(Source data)
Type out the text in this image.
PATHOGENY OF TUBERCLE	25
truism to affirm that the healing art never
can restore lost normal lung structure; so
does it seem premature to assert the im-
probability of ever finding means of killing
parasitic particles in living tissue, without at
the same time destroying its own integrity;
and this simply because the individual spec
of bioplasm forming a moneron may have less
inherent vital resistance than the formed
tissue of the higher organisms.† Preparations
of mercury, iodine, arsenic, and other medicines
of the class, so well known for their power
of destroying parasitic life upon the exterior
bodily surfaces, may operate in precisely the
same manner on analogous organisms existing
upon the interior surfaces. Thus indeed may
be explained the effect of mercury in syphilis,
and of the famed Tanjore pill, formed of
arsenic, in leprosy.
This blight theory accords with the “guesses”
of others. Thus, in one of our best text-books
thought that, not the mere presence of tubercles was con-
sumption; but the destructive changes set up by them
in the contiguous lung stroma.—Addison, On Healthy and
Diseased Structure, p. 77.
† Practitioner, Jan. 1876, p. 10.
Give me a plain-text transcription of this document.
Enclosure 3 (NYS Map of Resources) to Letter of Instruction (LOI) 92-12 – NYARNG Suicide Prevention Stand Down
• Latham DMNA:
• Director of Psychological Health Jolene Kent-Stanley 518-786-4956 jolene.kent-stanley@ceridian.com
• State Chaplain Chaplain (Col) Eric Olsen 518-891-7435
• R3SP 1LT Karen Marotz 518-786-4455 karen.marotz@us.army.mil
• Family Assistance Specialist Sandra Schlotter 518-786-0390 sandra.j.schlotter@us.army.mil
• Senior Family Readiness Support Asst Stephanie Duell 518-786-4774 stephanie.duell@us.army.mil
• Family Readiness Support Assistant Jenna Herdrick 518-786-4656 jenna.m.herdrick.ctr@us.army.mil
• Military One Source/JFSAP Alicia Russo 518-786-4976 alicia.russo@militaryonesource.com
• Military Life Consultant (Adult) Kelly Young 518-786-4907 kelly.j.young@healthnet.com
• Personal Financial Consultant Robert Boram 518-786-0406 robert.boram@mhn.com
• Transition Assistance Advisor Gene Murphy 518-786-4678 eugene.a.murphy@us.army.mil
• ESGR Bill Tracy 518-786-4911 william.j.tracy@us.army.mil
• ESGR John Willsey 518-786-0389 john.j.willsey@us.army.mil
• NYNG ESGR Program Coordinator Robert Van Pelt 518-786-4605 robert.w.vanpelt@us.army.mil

TO DO: Transcribe all of the data, keeping every line identical.

YOUR SOLUTION:
Type out the text in this image.
PATHOGENY OF TUBERCLE	25
truism to affirm that the healing art never
can restore lost normal lung structure; so
does it seem premature to assert the im-
probability of ever finding means of killing
parasitic particles in living tissue, without at
the same time destroying its own integrity;
and this simply because the individual spec
of bioplasm forming a moneron may have less
inherent vital resistance than the formed
tissue of the higher organisms.† Preparations
of mercury, iodine, arsenic, and other medicines
of the class, so well known for their power
of destroying parasitic life upon the exterior
bodily surfaces, may operate in precisely the
same manner on analogous organisms existing
upon the interior surfaces. Thus indeed may
be explained the effect of mercury in syphilis,
and of the famed Tanjore pill, formed of
arsenic, in leprosy.
This blight theory accords with the “guesses”
of others. Thus, in one of our best text-books
thought that, not the mere presence of tubercles was con-
sumption; but the destructive changes set up by them
in the contiguous lung stroma.—Addison, On Healthy and
Diseased Structure, p. 77.
† Practitioner, Jan. 1876, p. 10.
Give me a plain-text transcription of this document.
Enclosure 3 (NYS Map of Resources) to Letter of Instruction (LOI) 92-12 – NYARNG Suicide Prevention Stand Down
• Latham DMNA:
• Director of Psychological Health Jolene Kent-Stanley 518-786-4956 jolene.kent-stanley@ceridian.com
• State Chaplain Chaplain (Col) Eric Olsen 518-891-7435
• R3SP 1LT Karen Marotz 518-786-4455 karen.marotz@us.army.mil
• Family Assistance Specialist Sandra Schlotter 518-786-0390 sandra.j.schlotter@us.army.mil
• Senior Family Readiness Support Asst Stephanie Duell 518-786-4774 stephanie.duell@us.army.mil
• Family Readiness Support Assistant Jenna Herdrick 518-786-4656 jenna.m.herdrick.ctr@us.army.mil
• Military One Source/JFSAP Alicia Russo 518-786-4976 alicia.russo@militaryonesource.com
• Military Life Consultant (Adult) Kelly Young 518-786-4907 kelly.j.young@healthnet.com
• Personal Financial Consultant Robert Boram 518-786-0406 robert.boram@mhn.com
• Transition Assistance Advisor Gene Murphy 518-786-4678 eugene.a.murphy@us.army.mil
• ESGR Bill Tracy 518-786-4911 william.j.tracy@us.army.mil
• ESGR John Willsey 518-786-0389 john.j.willsey@us.army.mil
• NYNG ESGR Program Coordinator Robert Van Pelt 518-786-4605 robert.w.vanpelt@us.army.mil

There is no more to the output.